Only lines holding the word "SRMTID" should be copied from the material.

Stored data entries>
* Begin *

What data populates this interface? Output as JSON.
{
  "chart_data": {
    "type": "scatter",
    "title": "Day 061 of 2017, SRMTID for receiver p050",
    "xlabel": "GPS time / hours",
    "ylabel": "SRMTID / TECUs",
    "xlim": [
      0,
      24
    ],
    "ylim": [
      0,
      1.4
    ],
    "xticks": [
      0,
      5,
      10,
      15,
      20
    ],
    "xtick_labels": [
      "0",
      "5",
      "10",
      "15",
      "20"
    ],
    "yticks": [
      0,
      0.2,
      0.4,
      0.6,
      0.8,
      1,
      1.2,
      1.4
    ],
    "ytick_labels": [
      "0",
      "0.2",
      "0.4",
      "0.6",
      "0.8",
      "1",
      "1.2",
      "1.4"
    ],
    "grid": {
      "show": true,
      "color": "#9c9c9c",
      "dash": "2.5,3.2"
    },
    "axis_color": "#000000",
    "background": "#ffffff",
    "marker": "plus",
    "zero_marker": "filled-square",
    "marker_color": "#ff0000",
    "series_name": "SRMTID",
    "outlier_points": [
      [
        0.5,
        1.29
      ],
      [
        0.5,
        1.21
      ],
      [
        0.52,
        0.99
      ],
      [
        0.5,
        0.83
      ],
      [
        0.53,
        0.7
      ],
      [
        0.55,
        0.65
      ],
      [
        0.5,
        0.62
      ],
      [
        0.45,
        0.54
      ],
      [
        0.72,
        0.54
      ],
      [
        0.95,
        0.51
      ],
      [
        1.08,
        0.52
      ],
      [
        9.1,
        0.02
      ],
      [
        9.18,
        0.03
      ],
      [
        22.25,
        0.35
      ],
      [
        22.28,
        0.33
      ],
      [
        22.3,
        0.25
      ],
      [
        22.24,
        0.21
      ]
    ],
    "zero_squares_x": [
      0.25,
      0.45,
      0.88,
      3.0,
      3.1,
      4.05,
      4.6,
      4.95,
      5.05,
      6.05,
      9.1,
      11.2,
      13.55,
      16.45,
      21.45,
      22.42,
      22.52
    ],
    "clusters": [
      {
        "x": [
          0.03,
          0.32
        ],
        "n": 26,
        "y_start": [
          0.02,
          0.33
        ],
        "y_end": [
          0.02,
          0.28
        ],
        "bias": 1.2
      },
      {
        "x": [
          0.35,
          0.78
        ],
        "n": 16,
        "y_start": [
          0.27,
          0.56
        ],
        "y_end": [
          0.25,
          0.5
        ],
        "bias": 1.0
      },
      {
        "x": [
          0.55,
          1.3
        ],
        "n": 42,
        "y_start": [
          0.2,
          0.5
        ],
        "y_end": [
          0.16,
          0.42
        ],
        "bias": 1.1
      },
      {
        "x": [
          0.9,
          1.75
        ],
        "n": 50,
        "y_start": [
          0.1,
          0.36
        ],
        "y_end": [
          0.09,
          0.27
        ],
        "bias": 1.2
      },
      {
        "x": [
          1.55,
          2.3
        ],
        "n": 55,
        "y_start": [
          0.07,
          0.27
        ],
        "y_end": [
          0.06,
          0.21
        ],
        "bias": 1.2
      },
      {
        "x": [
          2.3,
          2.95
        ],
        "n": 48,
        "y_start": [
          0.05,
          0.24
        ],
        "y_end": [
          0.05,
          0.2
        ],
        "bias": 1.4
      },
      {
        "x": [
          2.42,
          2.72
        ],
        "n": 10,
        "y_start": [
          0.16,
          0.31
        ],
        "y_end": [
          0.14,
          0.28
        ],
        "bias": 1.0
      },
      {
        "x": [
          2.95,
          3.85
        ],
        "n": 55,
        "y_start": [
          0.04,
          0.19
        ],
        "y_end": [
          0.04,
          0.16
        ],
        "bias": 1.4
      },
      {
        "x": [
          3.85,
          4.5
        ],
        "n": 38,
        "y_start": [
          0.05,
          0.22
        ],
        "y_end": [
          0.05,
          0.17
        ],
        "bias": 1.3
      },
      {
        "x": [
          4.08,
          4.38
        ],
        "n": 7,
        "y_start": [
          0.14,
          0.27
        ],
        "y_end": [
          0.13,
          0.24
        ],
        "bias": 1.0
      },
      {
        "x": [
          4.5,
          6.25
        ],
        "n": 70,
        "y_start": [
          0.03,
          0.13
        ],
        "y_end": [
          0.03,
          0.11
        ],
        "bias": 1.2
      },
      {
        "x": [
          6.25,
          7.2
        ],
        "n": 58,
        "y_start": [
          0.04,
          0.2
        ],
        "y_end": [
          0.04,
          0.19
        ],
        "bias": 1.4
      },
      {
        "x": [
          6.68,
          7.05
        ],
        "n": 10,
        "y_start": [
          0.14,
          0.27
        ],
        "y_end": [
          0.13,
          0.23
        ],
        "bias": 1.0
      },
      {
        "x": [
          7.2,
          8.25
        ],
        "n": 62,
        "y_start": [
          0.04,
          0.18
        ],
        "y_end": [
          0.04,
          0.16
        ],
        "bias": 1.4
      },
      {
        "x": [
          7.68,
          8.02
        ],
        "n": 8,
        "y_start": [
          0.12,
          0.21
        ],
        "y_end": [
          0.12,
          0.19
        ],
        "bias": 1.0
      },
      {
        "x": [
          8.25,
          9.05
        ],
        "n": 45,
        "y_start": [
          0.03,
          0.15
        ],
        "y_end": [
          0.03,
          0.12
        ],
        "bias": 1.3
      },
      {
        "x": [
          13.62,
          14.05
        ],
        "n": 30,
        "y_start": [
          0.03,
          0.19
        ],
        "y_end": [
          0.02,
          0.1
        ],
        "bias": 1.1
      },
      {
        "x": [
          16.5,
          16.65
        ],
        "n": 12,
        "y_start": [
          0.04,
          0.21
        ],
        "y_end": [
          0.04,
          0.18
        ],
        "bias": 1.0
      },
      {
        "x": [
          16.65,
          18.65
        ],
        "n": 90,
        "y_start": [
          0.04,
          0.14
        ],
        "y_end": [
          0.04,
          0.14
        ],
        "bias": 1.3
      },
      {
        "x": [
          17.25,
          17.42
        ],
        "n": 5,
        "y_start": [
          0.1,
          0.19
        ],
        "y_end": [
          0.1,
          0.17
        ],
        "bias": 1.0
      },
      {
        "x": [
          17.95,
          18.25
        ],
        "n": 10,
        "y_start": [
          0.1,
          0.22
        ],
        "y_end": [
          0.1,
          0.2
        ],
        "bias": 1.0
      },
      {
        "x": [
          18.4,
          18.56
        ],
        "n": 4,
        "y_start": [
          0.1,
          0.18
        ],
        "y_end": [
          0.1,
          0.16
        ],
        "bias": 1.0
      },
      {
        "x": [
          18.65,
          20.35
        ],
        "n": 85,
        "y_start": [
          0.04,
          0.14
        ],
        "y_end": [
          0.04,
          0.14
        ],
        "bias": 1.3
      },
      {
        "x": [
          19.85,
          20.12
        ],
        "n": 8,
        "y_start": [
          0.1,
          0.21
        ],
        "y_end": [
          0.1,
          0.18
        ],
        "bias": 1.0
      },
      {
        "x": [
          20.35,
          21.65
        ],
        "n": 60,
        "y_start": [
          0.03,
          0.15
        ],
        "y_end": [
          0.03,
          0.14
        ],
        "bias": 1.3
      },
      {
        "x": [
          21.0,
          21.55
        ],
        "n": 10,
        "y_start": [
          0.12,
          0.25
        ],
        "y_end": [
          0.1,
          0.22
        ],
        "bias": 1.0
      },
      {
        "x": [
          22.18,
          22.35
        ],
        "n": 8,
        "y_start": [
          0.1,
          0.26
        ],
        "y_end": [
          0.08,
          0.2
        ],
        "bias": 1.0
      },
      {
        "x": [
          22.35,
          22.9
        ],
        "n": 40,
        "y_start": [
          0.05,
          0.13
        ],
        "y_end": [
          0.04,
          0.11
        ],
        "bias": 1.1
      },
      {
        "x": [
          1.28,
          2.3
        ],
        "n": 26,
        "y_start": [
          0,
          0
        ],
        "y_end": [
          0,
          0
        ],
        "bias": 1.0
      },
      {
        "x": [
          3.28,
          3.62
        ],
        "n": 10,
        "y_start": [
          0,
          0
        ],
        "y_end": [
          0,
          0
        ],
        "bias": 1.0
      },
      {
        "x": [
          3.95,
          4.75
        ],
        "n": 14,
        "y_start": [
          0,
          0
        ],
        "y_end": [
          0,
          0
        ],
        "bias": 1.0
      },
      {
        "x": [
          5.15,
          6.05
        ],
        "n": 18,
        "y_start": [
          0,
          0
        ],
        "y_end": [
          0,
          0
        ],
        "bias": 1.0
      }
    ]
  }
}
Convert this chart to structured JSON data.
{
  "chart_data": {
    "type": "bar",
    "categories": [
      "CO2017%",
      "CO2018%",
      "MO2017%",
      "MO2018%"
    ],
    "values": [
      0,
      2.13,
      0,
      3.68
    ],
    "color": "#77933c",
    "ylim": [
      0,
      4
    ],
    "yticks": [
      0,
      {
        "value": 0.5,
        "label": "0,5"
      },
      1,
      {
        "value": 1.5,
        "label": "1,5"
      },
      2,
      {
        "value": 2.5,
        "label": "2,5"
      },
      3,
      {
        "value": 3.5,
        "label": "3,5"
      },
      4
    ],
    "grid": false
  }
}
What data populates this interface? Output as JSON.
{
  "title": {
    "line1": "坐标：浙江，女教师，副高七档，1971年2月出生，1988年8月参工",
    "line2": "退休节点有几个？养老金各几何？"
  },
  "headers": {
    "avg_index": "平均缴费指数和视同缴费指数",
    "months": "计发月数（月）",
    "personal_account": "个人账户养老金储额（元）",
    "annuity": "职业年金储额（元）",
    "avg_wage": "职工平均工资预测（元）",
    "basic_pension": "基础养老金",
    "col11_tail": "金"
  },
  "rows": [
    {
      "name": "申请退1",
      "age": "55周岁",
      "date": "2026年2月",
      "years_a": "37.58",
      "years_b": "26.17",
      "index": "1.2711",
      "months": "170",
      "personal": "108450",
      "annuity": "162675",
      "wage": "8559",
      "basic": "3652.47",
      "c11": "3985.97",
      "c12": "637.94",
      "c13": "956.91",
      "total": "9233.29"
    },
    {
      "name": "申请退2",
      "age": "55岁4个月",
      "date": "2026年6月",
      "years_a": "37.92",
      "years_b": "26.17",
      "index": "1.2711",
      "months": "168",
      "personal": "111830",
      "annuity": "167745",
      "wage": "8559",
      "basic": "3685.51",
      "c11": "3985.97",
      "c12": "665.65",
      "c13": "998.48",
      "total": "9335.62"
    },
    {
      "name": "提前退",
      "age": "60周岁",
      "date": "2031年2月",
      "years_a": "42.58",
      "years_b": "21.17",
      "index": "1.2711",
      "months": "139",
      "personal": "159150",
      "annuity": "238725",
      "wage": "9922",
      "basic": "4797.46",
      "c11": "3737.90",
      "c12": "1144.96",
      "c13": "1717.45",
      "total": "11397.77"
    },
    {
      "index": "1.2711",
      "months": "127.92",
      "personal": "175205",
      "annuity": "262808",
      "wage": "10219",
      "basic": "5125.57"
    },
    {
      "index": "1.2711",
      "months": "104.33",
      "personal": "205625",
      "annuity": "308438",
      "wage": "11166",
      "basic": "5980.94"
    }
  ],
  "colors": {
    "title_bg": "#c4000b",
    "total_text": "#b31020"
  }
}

* End *

Response for this exercise>
    "title": "Day 061 of 2017, SRMTID for receiver p050",
    "ylabel": "SRMTID / TECUs",
    "series_name": "SRMTID",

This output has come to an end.